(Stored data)
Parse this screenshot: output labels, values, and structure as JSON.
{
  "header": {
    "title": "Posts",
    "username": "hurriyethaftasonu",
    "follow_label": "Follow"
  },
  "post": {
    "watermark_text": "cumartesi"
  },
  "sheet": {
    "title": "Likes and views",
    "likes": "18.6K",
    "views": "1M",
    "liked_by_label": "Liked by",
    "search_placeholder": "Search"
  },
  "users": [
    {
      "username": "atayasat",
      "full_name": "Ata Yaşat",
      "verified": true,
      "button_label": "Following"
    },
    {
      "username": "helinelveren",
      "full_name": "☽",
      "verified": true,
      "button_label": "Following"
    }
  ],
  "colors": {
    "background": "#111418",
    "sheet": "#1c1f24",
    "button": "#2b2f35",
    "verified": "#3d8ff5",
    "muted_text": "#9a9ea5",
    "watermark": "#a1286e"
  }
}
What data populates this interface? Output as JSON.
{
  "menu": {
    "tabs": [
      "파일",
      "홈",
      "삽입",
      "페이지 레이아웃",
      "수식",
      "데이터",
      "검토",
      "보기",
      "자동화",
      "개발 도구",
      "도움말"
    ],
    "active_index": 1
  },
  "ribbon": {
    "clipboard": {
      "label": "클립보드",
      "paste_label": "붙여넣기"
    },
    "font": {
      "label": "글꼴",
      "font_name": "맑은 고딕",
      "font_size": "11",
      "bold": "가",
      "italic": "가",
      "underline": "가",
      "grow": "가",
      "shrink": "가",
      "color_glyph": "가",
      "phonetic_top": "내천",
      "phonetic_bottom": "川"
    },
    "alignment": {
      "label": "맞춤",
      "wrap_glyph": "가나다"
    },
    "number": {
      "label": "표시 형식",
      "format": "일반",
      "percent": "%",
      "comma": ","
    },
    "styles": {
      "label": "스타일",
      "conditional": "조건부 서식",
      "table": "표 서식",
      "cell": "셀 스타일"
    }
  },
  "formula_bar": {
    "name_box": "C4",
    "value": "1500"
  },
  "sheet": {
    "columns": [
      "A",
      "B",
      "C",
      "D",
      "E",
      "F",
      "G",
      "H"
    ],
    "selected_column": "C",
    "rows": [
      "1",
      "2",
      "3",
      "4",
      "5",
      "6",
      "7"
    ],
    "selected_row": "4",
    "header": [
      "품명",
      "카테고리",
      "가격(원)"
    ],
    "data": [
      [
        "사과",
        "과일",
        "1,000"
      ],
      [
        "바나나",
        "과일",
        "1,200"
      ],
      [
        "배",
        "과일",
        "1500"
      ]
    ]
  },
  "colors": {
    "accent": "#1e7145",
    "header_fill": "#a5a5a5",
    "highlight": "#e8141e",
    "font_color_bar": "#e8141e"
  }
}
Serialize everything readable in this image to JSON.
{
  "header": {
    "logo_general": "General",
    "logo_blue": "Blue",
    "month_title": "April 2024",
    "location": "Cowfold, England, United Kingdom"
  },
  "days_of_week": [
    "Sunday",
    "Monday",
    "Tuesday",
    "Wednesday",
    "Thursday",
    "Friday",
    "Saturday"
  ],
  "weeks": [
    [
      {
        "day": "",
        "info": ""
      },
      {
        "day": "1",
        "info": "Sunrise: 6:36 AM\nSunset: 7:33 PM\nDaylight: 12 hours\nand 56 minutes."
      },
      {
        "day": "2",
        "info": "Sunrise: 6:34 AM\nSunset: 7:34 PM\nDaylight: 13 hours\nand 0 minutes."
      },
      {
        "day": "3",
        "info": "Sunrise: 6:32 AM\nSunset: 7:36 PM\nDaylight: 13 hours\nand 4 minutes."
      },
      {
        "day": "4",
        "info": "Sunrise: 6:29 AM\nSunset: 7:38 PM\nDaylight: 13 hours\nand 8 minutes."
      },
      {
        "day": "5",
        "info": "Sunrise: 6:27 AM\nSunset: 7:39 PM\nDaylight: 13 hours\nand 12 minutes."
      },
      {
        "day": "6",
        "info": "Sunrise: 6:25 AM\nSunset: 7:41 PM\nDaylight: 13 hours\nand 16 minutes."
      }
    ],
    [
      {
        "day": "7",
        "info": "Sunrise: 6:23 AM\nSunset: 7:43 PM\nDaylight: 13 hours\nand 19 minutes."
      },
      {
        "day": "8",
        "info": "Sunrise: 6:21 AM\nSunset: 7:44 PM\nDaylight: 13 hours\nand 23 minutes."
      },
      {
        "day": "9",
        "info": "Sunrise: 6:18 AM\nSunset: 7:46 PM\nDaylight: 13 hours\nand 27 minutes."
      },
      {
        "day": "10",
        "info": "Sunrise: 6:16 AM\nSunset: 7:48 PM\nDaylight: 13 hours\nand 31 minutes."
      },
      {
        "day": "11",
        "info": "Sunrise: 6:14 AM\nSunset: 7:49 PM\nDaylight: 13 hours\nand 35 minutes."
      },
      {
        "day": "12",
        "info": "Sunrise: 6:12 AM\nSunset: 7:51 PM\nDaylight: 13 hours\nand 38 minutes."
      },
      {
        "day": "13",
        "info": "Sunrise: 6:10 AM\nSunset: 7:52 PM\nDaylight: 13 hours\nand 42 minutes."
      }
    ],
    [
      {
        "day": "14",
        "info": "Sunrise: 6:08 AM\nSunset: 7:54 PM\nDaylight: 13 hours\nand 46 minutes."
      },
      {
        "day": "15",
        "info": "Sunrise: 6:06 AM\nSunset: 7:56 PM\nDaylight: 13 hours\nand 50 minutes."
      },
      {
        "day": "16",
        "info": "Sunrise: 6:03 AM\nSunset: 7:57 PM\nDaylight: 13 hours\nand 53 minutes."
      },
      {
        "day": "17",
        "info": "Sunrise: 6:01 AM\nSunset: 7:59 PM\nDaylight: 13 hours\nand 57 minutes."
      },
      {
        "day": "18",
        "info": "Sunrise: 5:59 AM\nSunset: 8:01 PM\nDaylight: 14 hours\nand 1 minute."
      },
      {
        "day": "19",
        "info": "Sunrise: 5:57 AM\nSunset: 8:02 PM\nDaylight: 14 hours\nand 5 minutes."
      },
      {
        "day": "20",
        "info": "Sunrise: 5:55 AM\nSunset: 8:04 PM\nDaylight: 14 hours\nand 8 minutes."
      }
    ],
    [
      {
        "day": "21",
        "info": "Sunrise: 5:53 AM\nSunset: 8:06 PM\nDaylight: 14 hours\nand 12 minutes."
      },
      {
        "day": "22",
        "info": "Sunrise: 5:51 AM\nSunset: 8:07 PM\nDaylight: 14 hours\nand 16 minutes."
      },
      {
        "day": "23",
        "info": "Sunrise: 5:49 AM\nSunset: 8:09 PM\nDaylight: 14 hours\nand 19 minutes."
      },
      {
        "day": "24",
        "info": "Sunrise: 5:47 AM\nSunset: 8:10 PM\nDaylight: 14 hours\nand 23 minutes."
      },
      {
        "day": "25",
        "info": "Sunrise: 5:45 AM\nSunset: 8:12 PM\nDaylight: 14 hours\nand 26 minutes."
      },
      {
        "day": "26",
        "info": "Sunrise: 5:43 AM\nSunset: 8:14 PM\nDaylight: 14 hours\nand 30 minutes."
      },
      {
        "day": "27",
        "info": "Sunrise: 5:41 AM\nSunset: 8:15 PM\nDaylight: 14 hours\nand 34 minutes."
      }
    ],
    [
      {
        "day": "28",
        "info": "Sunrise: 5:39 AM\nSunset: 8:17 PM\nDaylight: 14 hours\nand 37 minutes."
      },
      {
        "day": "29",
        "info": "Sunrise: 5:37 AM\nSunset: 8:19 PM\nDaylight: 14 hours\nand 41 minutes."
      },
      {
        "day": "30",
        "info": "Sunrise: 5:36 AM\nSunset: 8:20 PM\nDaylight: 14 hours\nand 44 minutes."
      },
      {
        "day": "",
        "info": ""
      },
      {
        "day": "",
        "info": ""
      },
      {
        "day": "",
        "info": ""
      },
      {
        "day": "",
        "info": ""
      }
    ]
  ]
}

» Task brief
Pick out the lines containing the string "JSON".

» Reply to the task
Parse this screenshot: output labels, values, and structure as JSON.
What data populates this interface? Output as JSON.
Serialize everything readable in this image to JSON.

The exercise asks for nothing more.